• **Source material**
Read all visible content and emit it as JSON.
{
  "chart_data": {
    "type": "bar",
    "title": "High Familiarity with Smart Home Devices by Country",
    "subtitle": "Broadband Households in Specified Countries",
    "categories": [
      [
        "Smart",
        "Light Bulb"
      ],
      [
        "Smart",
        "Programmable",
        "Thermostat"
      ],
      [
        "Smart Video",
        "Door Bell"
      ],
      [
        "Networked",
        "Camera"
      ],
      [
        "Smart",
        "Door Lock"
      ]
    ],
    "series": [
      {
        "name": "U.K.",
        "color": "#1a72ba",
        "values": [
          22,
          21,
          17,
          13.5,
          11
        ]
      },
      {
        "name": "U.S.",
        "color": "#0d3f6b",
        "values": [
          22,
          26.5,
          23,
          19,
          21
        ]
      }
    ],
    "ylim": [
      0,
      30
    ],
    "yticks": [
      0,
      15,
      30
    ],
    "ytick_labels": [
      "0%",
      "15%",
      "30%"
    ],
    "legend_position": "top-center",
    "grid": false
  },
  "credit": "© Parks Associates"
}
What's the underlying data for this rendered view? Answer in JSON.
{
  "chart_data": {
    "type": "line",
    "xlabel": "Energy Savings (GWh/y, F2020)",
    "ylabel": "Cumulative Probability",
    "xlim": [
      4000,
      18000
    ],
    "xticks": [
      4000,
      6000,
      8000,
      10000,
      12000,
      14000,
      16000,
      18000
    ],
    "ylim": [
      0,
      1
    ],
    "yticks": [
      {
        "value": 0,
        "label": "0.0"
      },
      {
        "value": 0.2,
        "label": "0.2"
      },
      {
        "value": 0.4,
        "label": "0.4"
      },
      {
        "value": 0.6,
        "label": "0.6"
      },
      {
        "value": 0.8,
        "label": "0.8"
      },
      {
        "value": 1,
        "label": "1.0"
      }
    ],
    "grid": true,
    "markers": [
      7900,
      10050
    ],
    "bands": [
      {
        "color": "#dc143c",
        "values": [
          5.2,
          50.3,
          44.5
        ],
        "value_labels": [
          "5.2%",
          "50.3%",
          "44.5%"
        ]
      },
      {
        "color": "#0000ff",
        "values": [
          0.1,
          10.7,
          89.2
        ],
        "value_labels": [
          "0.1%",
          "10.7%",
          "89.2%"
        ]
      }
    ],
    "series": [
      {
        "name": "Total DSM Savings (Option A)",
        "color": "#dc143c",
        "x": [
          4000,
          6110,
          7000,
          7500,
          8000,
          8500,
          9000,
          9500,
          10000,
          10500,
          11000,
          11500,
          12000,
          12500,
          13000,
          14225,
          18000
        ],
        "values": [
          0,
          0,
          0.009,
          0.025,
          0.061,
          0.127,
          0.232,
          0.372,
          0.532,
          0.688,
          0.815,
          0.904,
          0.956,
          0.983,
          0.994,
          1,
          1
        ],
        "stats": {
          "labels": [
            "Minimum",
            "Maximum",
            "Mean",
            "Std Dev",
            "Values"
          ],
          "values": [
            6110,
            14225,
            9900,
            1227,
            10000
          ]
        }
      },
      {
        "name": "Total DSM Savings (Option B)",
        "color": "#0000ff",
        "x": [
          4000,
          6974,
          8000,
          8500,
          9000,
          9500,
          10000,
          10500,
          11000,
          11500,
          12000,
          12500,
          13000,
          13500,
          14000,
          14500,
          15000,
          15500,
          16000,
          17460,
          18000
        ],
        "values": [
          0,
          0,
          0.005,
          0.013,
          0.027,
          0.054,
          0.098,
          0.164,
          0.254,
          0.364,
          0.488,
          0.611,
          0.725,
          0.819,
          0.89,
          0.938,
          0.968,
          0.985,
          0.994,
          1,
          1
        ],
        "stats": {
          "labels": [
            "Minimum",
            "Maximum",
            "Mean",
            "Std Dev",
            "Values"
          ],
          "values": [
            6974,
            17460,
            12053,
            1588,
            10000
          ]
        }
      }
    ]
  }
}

• **Written problem**
Write out all the lines again, exactly as they are.

• **Correct result**
Read all visible content and emit it as JSON.
{
  "chart_data": {
    "type": "bar",
    "title": "High Familiarity with Smart Home Devices by Country",
    "subtitle": "Broadband Households in Specified Countries",
    "categories": [
      [
        "Smart",
        "Light Bulb"
      ],
      [
        "Smart",
        "Programmable",
        "Thermostat"
      ],
      [
        "Smart Video",
        "Door Bell"
      ],
      [
        "Networked",
        "Camera"
      ],
      [
        "Smart",
        "Door Lock"
      ]
    ],
    "series": [
      {
        "name": "U.K.",
        "color": "#1a72ba",
        "values": [
          22,
          21,
          17,
          13.5,
          11
        ]
      },
      {
        "name": "U.S.",
        "color": "#0d3f6b",
        "values": [
          22,
          26.5,
          23,
          19,
          21
        ]
      }
    ],
    "ylim": [
      0,
      30
    ],
    "yticks": [
      0,
      15,
      30
    ],
    "ytick_labels": [
      "0%",
      "15%",
      "30%"
    ],
    "legend_position": "top-center",
    "grid": false
  },
  "credit": "© Parks Associates"
}
What's the underlying data for this rendered view? Answer in JSON.
{
  "chart_data": {
    "type": "line",
    "xlabel": "Energy Savings (GWh/y, F2020)",
    "ylabel": "Cumulative Probability",
    "xlim": [
      4000,
      18000
    ],
    "xticks": [
      4000,
      6000,
      8000,
      10000,
      12000,
      14000,
      16000,
      18000
    ],
    "ylim": [
      0,
      1
    ],
    "yticks": [
      {
        "value": 0,
        "label": "0.0"
      },
      {
        "value": 0.2,
        "label": "0.2"
      },
      {
        "value": 0.4,
        "label": "0.4"
      },
      {
        "value": 0.6,
        "label": "0.6"
      },
      {
        "value": 0.8,
        "label": "0.8"
      },
      {
        "value": 1,
        "label": "1.0"
      }
    ],
    "grid": true,
    "markers": [
      7900,
      10050
    ],
    "bands": [
      {
        "color": "#dc143c",
        "values": [
          5.2,
          50.3,
          44.5
        ],
        "value_labels": [
          "5.2%",
          "50.3%",
          "44.5%"
        ]
      },
      {
        "color": "#0000ff",
        "values": [
          0.1,
          10.7,
          89.2
        ],
        "value_labels": [
          "0.1%",
          "10.7%",
          "89.2%"
        ]
      }
    ],
    "series": [
      {
        "name": "Total DSM Savings (Option A)",
        "color": "#dc143c",
        "x": [
          4000,
          6110,
          7000,
          7500,
          8000,
          8500,
          9000,
          9500,
          10000,
          10500,
          11000,
          11500,
          12000,
          12500,
          13000,
          14225,
          18000
        ],
        "values": [
          0,
          0,
          0.009,
          0.025,
          0.061,
          0.127,
          0.232,
          0.372,
          0.532,
          0.688,
          0.815,
          0.904,
          0.956,
          0.983,
          0.994,
          1,
          1
        ],
        "stats": {
          "labels": [
            "Minimum",
            "Maximum",
            "Mean",
            "Std Dev",
            "Values"
          ],
          "values": [
            6110,
            14225,
            9900,
            1227,
            10000
          ]
        }
      },
      {
        "name": "Total DSM Savings (Option B)",
        "color": "#0000ff",
        "x": [
          4000,
          6974,
          8000,
          8500,
          9000,
          9500,
          10000,
          10500,
          11000,
          11500,
          12000,
          12500,
          13000,
          13500,
          14000,
          14500,
          15000,
          15500,
          16000,
          17460,
          18000
        ],
        "values": [
          0,
          0,
          0.005,
          0.013,
          0.027,
          0.054,
          0.098,
          0.164,
          0.254,
          0.364,
          0.488,
          0.611,
          0.725,
          0.819,
          0.89,
          0.938,
          0.968,
          0.985,
          0.994,
          1,
          1
        ],
        "stats": {
          "labels": [
            "Minimum",
            "Maximum",
            "Mean",
            "Std Dev",
            "Values"
          ],
          "values": [
            6974,
            17460,
            12053,
            1588,
            10000
          ]
        }
      }
    ]
  }
}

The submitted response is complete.